DATA LINES -

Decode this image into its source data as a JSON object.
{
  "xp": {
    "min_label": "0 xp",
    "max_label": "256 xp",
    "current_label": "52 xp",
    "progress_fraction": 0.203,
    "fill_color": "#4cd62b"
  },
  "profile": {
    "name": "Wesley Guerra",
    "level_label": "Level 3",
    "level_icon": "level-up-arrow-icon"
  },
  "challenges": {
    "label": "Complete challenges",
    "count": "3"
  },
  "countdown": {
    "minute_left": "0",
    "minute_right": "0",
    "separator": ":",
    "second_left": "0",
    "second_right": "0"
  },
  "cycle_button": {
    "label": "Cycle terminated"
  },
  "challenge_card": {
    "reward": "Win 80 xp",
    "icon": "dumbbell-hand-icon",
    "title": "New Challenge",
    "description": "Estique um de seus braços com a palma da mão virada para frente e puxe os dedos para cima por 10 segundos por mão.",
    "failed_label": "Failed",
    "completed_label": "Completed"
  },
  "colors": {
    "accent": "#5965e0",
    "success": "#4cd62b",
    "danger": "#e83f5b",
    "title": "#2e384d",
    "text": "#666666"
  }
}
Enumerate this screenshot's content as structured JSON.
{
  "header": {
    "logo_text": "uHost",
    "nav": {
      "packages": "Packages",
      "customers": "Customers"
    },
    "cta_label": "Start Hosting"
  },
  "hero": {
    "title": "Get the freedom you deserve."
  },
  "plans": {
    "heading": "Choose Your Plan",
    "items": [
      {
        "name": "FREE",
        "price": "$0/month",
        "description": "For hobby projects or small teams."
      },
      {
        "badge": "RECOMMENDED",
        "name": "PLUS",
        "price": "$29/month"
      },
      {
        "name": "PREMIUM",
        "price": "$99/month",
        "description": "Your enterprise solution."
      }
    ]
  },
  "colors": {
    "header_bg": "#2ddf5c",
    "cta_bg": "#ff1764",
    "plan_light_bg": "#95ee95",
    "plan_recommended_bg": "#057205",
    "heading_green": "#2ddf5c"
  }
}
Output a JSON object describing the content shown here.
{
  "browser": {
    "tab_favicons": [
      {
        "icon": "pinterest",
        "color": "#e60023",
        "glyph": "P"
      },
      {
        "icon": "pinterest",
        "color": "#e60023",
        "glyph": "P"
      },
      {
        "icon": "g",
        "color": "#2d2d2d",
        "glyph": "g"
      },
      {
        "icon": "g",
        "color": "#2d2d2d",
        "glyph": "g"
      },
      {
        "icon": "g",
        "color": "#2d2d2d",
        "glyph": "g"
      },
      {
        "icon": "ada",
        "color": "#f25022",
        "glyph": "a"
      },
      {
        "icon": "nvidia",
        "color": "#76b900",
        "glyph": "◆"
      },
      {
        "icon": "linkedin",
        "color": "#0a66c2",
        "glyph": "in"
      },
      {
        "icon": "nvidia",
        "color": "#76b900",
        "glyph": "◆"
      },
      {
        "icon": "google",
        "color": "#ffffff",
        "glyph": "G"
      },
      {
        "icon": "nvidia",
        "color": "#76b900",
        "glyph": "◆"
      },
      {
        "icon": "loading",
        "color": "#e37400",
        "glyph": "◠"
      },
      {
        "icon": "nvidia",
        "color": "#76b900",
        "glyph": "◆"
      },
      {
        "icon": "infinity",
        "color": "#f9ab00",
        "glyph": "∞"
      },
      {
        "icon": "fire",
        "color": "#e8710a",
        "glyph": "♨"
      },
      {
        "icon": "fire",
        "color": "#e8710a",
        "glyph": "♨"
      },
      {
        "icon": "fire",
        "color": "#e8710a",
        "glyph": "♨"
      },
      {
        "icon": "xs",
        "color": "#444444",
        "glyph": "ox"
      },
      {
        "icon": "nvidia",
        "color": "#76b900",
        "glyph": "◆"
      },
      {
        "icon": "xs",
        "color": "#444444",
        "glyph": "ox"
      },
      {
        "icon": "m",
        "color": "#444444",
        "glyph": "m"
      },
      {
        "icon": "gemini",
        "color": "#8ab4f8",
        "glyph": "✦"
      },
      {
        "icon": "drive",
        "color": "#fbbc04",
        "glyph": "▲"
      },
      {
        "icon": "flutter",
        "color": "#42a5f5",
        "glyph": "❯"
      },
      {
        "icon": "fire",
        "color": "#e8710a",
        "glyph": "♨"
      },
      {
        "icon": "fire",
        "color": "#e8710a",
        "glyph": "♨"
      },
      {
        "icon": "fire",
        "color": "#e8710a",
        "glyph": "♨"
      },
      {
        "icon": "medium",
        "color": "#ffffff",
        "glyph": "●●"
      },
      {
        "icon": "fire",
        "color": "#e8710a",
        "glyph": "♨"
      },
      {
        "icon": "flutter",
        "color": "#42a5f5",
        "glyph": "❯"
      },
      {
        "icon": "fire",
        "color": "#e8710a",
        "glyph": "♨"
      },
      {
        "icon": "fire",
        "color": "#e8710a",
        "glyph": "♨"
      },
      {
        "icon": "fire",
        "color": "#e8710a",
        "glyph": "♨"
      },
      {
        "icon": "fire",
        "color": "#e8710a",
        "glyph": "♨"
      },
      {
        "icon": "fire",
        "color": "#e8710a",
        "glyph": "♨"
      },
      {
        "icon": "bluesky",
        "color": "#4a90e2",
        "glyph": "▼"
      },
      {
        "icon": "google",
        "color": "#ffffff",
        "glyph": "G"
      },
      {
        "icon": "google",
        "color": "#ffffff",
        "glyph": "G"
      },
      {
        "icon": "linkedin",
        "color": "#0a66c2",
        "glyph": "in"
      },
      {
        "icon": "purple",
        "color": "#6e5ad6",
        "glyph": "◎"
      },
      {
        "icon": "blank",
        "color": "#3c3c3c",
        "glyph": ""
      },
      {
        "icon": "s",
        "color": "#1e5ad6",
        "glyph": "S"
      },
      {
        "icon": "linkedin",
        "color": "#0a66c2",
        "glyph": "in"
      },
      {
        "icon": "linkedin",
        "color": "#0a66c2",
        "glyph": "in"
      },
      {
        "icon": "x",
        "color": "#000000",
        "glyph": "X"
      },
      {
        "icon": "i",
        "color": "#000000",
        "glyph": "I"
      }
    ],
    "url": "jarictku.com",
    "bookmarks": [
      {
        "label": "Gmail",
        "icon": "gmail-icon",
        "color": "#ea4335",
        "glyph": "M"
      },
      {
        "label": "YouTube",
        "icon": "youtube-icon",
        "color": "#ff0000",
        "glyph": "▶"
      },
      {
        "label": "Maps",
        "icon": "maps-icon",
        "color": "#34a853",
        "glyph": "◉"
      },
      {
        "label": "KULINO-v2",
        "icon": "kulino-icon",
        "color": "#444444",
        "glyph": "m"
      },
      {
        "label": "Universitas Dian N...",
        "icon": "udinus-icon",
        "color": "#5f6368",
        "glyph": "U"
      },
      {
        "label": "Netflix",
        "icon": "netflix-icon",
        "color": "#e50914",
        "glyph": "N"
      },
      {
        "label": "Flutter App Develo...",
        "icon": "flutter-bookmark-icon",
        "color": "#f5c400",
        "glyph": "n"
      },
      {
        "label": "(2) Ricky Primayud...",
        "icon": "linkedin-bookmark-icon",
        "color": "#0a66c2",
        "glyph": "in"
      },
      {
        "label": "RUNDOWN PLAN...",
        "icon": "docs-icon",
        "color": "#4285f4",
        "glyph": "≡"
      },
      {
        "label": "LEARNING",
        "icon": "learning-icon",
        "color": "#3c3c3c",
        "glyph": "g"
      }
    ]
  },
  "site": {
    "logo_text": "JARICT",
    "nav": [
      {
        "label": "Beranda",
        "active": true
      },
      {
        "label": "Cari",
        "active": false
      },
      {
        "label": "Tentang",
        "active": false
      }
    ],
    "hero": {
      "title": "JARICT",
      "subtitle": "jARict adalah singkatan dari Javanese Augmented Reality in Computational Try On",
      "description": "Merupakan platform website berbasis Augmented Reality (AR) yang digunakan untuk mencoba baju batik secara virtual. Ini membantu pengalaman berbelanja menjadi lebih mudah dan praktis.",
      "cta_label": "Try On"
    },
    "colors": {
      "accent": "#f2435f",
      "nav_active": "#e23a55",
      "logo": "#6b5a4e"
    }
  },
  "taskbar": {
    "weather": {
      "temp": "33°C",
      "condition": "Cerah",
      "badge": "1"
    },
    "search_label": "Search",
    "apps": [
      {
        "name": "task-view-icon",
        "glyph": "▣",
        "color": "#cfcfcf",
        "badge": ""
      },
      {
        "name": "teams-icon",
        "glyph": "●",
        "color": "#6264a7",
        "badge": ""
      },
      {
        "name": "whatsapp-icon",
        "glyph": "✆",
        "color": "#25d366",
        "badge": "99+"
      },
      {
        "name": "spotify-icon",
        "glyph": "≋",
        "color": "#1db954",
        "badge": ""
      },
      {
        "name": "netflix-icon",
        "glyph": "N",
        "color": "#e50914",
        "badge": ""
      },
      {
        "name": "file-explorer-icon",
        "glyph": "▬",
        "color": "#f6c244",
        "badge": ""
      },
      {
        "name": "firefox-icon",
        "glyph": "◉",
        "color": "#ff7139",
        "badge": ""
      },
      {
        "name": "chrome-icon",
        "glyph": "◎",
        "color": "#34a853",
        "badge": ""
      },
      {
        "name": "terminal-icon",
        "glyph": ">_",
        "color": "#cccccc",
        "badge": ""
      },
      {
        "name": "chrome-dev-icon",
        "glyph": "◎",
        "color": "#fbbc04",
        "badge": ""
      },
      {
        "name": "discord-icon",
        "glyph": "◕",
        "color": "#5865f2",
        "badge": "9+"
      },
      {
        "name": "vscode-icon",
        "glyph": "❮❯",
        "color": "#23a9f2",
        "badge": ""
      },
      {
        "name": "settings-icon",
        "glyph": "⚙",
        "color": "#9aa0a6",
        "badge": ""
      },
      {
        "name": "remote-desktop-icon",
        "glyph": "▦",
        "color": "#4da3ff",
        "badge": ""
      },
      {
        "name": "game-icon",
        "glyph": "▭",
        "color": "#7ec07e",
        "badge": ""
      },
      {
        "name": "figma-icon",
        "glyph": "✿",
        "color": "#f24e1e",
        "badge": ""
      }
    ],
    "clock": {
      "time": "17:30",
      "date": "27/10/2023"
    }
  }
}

STATED EXERCISE - Check each line above for the word "JSON" and copy the ones that have it.

FULL RESPONSE -
Decode this image into its source data as a JSON object.
Enumerate this screenshot's content as structured JSON.
Output a JSON object describing the content shown here.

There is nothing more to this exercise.